§ **Work required**
Show every line containing "electrónico" by copying it.

Collected data

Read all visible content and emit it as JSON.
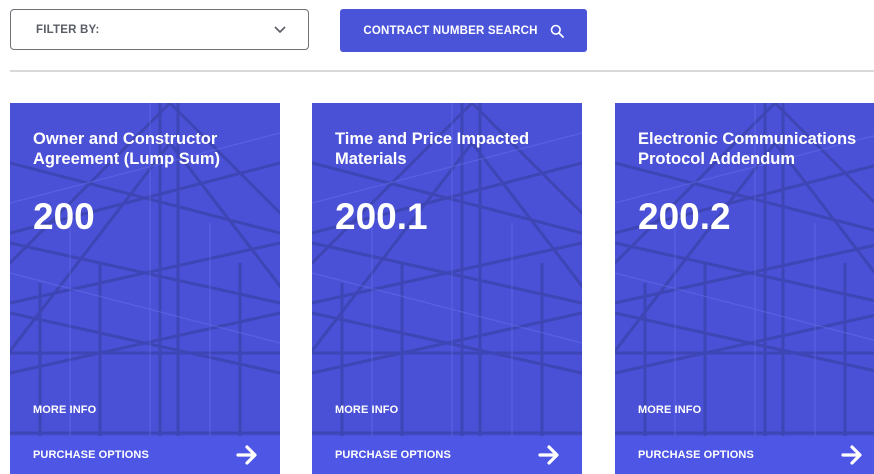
{
  "toolbar": {
    "filter_label": "FILTER BY:",
    "filter_icon": "chevron-down-icon",
    "search_label": "CONTRACT NUMBER SEARCH",
    "search_icon": "search-icon"
  },
  "colors": {
    "accent": "#4a54d9",
    "card_bg": "#4a51d6",
    "card_footer": "#4e56e6",
    "divider": "#d9d9d9"
  },
  "cards": [
    {
      "title": "Owner and Constructor Agreement (Lump Sum)",
      "number": "200",
      "more_info": "MORE INFO",
      "purchase": "PURCHASE OPTIONS",
      "purchase_icon": "arrow-right-icon"
    },
    {
      "title": "Time and Price Impacted Materials",
      "number": "200.1",
      "more_info": "MORE INFO",
      "purchase": "PURCHASE OPTIONS",
      "purchase_icon": "arrow-right-icon"
    },
    {
      "title": "Electronic Communications Protocol Addendum",
      "number": "200.2",
      "more_info": "MORE INFO",
      "purchase": "PURCHASE OPTIONS",
      "purchase_icon": "arrow-right-icon"
    }
  ]
}
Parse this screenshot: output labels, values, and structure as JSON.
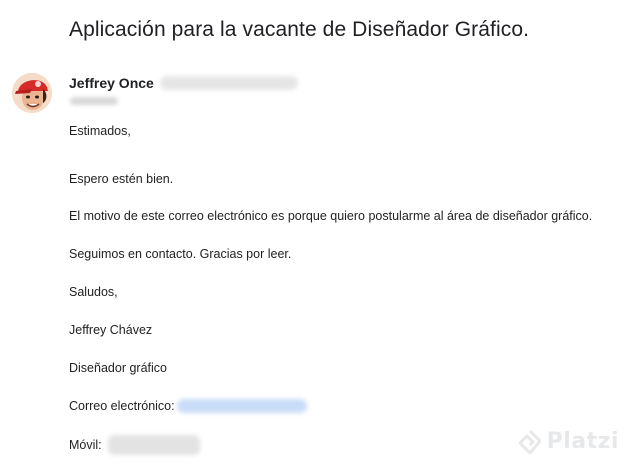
{
  "email": {
    "subject": "Aplicación para la vacante de Diseñador Gráfico.",
    "sender": {
      "name": "Jeffrey Once",
      "avatar": "user-avatar-red-cap"
    },
    "body": {
      "greeting": "Estimados,",
      "line1": "Espero estén bien.",
      "line2": "El motivo de este correo electrónico es porque quiero postularme al área de diseñador gráfico.",
      "line3": "Seguimos en contacto. Gracias por leer.",
      "closing": "Saludos,",
      "signature_name": "Jeffrey Chávez",
      "signature_title": "Diseñador gráfico",
      "email_label": "Correo electrónico:",
      "phone_label": "Móvil:"
    }
  },
  "watermark": {
    "text": "Platzi",
    "icon": "platzi-logo-icon"
  },
  "colors": {
    "link_blur": "#c9dcf7",
    "text": "#222222",
    "subject": "#202124"
  }
}
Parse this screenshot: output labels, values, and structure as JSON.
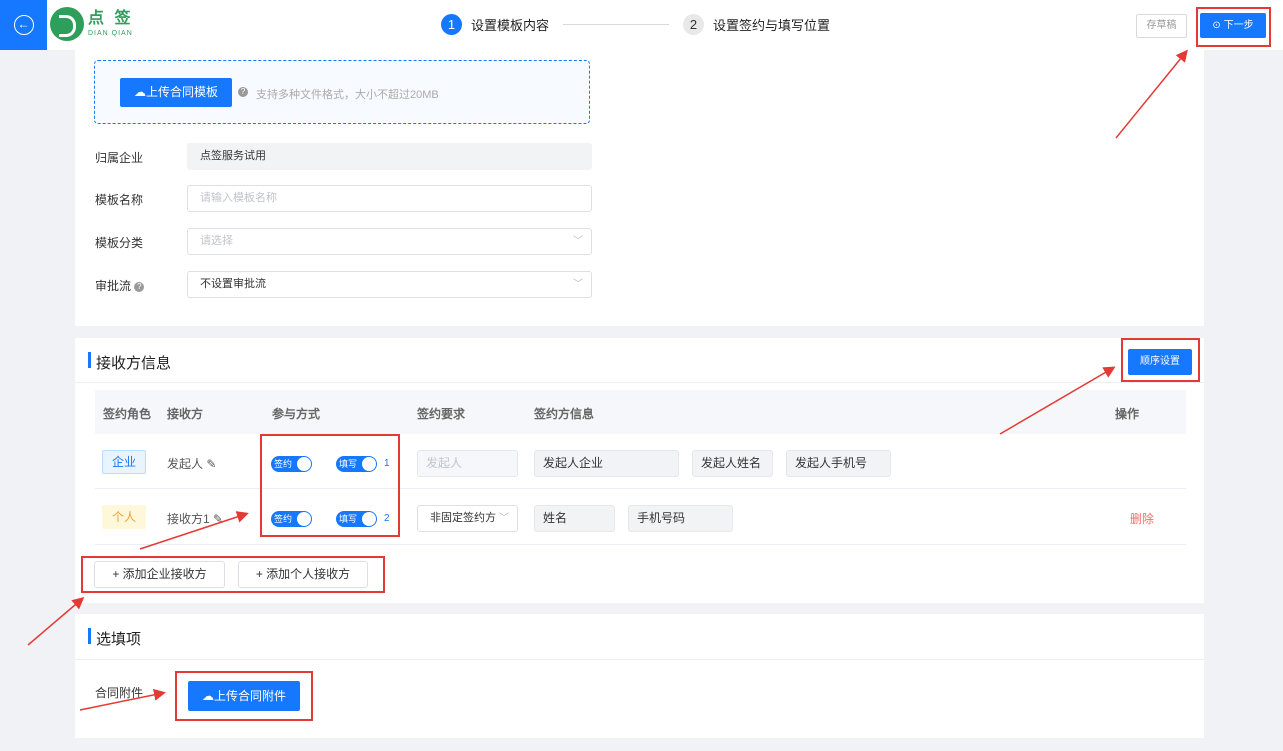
{
  "header": {
    "logo_cn": "点 签",
    "logo_en": "DIAN QIAN",
    "steps": [
      {
        "num": "1",
        "label": "设置模板内容"
      },
      {
        "num": "2",
        "label": "设置签约与填写位置"
      }
    ],
    "draft_label": "存草稿",
    "next_label": "下一步"
  },
  "template": {
    "upload_label": "上传合同模板",
    "upload_hint": "支持多种文件格式，大小不超过20MB",
    "fields": {
      "company": {
        "label": "归属企业",
        "value": "点签服务试用"
      },
      "name": {
        "label": "模板名称",
        "placeholder": "请输入模板名称"
      },
      "category": {
        "label": "模板分类",
        "placeholder": "请选择"
      },
      "approval": {
        "label": "审批流",
        "value": "不设置审批流"
      }
    }
  },
  "recipients": {
    "title": "接收方信息",
    "order_button": "顺序设置",
    "columns": [
      "签约角色",
      "接收方",
      "参与方式",
      "签约要求",
      "签约方信息",
      "操作"
    ],
    "rows": [
      {
        "role": "企业",
        "name": "发起人",
        "sign_label": "签约",
        "fill_label": "填写",
        "fill_order": "1",
        "requirement": "发起人",
        "info": [
          "发起人企业",
          "发起人姓名",
          "发起人手机号"
        ],
        "action": ""
      },
      {
        "role": "个人",
        "name": "接收方1",
        "sign_label": "签约",
        "fill_label": "填写",
        "fill_order": "2",
        "requirement": "非固定签约方",
        "info": [
          "姓名",
          "手机号码"
        ],
        "action": "删除"
      }
    ],
    "add_company": "+ 添加企业接收方",
    "add_person": "+ 添加个人接收方"
  },
  "optional": {
    "title": "选填项",
    "attachment_label": "合同附件",
    "upload_label": "上传合同附件"
  },
  "colors": {
    "primary": "#1677ff",
    "annotation": "#e53935",
    "delete": "#f56c6c"
  }
}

§ **Full answer**
      "line2": "El motivo de este correo electrónico es porque quiero postularme al área de diseñador gráfico.",
      "email_label": "Correo electrónico:",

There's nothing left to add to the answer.